» Work to complete
How many lines of these entries hold the string "Right"? Reply with the number alone.

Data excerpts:
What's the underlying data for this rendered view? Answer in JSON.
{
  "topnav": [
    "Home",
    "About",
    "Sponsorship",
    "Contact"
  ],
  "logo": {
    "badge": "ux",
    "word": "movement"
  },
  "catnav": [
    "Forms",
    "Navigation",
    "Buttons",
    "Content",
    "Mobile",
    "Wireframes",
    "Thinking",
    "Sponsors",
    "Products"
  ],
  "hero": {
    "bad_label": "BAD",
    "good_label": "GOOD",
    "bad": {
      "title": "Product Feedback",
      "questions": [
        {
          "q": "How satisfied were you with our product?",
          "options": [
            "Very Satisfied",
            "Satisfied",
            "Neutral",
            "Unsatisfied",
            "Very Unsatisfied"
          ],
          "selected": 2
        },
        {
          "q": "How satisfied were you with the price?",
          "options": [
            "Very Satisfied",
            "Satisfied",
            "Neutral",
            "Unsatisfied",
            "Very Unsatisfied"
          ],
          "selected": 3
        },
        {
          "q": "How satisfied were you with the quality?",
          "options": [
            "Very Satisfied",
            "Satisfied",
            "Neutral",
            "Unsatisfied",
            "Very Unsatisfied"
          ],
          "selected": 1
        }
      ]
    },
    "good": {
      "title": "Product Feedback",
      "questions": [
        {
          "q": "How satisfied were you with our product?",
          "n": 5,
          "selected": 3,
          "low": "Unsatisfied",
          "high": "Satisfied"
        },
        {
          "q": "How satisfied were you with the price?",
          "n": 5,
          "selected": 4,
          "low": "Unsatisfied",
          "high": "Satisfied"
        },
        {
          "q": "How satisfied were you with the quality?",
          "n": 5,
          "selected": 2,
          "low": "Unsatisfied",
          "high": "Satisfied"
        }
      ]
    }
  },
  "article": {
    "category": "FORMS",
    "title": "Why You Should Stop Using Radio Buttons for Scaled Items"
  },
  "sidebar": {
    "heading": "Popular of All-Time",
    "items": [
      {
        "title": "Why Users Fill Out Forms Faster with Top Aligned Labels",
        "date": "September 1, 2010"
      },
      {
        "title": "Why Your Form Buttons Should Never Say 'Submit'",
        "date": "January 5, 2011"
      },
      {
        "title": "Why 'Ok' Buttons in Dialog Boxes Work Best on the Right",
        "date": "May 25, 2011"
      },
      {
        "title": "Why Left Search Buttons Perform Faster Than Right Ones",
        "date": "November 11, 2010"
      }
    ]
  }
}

» Result for this exercise
2